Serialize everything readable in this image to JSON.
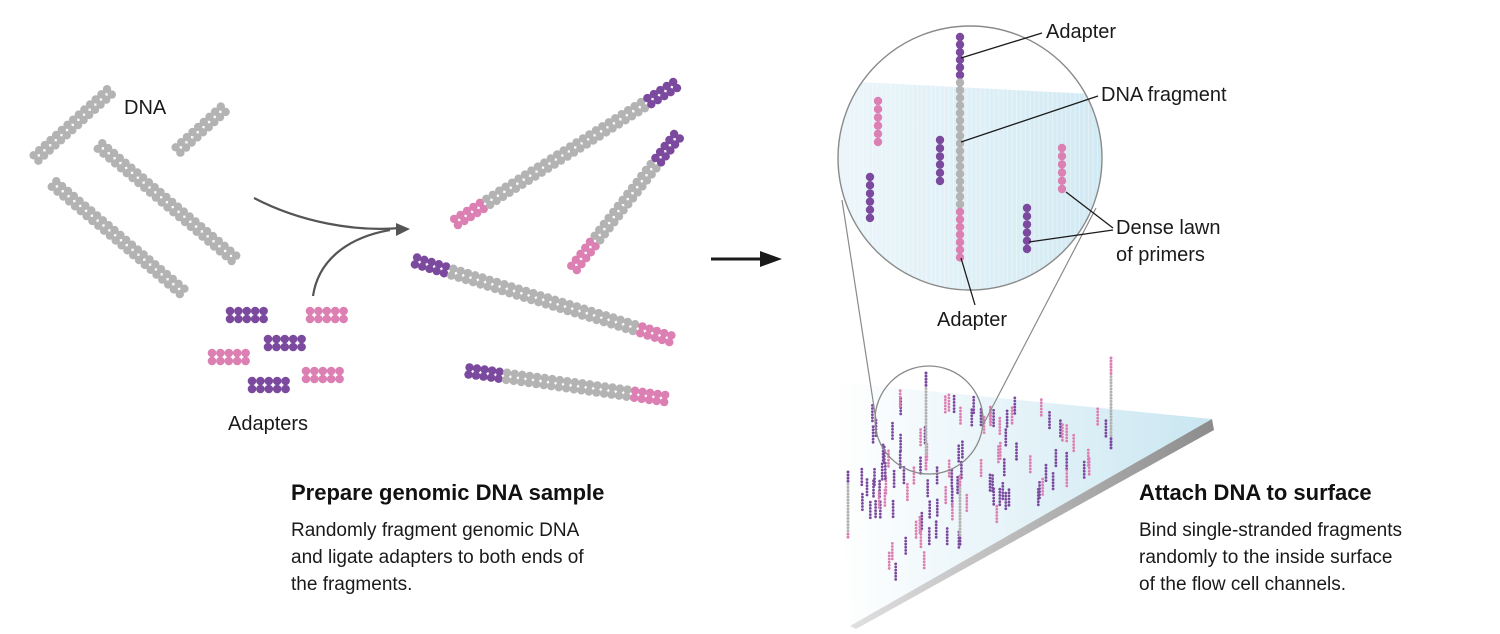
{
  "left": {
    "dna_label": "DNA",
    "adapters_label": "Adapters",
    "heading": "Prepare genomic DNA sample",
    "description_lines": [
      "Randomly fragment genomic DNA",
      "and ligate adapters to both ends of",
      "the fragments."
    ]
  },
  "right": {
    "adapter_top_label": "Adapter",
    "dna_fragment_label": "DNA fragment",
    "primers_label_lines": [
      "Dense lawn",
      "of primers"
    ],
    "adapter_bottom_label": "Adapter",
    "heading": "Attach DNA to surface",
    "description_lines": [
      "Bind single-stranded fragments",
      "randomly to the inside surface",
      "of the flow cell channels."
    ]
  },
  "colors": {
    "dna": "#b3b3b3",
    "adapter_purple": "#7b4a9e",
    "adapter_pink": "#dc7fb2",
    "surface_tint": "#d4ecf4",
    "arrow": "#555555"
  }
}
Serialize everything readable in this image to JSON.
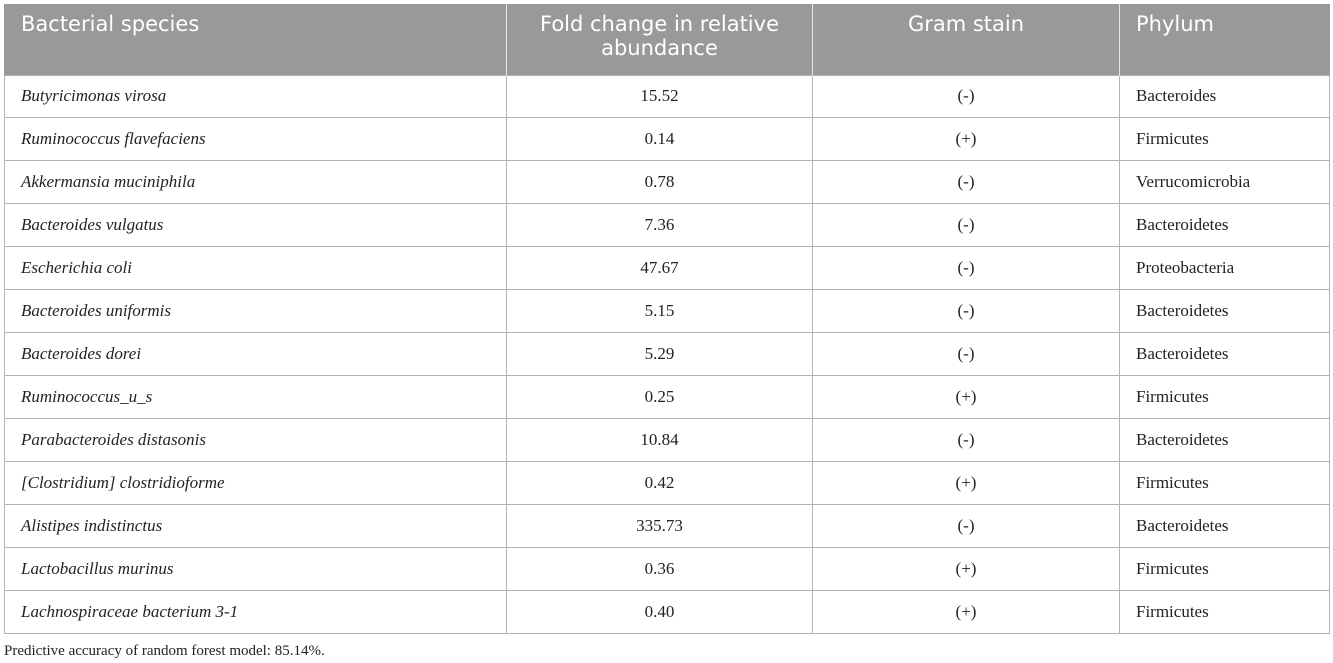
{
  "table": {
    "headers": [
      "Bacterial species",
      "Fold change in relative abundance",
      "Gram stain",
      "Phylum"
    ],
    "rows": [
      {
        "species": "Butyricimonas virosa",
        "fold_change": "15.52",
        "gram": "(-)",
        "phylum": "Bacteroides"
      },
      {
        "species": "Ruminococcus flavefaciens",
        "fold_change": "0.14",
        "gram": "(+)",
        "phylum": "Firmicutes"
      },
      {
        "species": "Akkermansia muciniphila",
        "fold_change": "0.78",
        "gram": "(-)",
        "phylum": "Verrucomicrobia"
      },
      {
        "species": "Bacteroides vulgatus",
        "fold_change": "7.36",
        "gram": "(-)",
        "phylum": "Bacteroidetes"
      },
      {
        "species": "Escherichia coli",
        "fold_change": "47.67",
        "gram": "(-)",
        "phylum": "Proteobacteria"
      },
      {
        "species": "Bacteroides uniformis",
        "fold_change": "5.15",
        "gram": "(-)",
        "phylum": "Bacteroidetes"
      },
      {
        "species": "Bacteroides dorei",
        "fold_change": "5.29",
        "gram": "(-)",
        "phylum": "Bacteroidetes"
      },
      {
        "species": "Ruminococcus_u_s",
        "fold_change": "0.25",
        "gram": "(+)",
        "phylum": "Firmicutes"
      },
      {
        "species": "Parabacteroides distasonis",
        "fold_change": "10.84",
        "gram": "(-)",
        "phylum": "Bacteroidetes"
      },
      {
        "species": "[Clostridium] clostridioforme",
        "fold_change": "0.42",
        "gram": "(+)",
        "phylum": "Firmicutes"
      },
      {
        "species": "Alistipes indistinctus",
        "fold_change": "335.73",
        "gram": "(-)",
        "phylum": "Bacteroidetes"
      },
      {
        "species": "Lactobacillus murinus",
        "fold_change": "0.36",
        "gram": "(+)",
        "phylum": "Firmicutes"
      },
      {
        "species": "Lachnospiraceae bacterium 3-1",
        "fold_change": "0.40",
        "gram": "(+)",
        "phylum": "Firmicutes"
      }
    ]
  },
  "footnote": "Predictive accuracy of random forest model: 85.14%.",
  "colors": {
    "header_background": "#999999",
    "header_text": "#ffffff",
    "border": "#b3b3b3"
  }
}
====
Task brief
Lines holding the word "fragments" in the entries above are the ones to pull out. Copy them all.

Written solution
      "the fragments."
      "Bind single-stranded fragments",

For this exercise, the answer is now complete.